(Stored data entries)

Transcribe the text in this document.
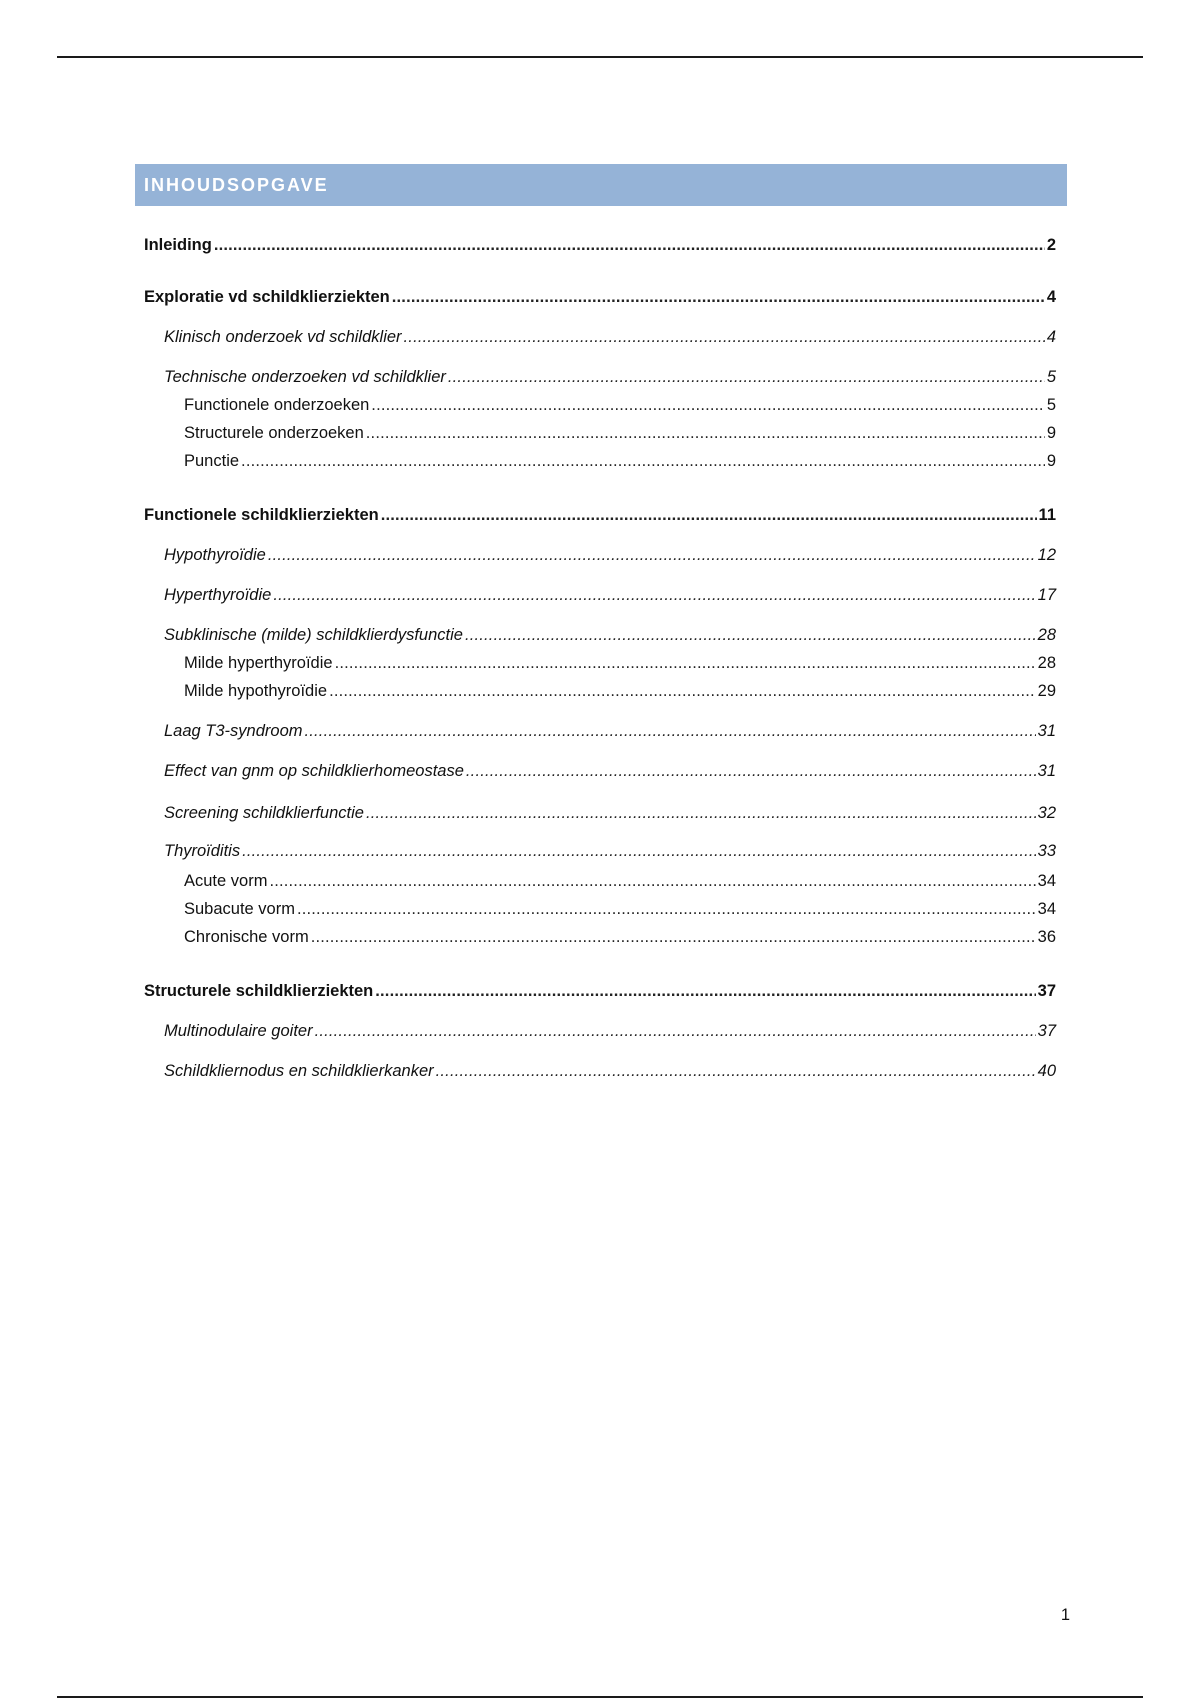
INHOUDSOPGAVE
Inleiding . . .	2
Exploratie vd schildklierziekten . . .	4
Klinisch onderzoek vd schildklier . . .	4
Technische onderzoeken vd schildklier . . .	5
Functionele onderzoeken . . .	5
Structurele onderzoeken . . .	9
Punctie . . .	9
Functionele schildklierziekten . . .	11
Hypothyroïdie . . .	12
Hyperthyroïdie . . .	17
Subklinische (milde) schildklierdysfunctie . . .	28
Milde hyperthyroïdie . . .	28
Milde hypothyroïdie . . .	29
Laag T3-syndroom . . .	31
Effect van gnm op schildklierhomeostase . . .	31
Screening schildklierfunctie . . .	32
Thyroïditis . . .	33
Acute vorm . . .	34
Subacute vorm . . .	34
Chronische vorm . . .	36
Structurele schildklierziekten . . .	37
Multinodulaire goiter . . .	37
Schildkliernodus en schildklierkanker . . .	40
1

### Goal of the exercise
Reproduce the listing exactly. Leave its pictures out.

### Solution below
Transcribe the text in this document.
INHOUDSOPGAVE
Inleiding . . .	2
Exploratie vd schildklierziekten . . .	4
Klinisch onderzoek vd schildklier . . .	4
Technische onderzoeken vd schildklier . . .	5
Functionele onderzoeken . . .	5
Structurele onderzoeken . . .	9
Punctie . . .	9
Functionele schildklierziekten . . .	11
Hypothyroïdie . . .	12
Hyperthyroïdie . . .	17
Subklinische (milde) schildklierdysfunctie . . .	28
Milde hyperthyroïdie . . .	28
Milde hypothyroïdie . . .	29
Laag T3-syndroom . . .	31
Effect van gnm op schildklierhomeostase . . .	31
Screening schildklierfunctie . . .	32
Thyroïditis . . .	33
Acute vorm . . .	34
Subacute vorm . . .	34
Chronische vorm . . .	36
Structurele schildklierziekten . . .	37
Multinodulaire goiter . . .	37
Schildkliernodus en schildklierkanker . . .	40
1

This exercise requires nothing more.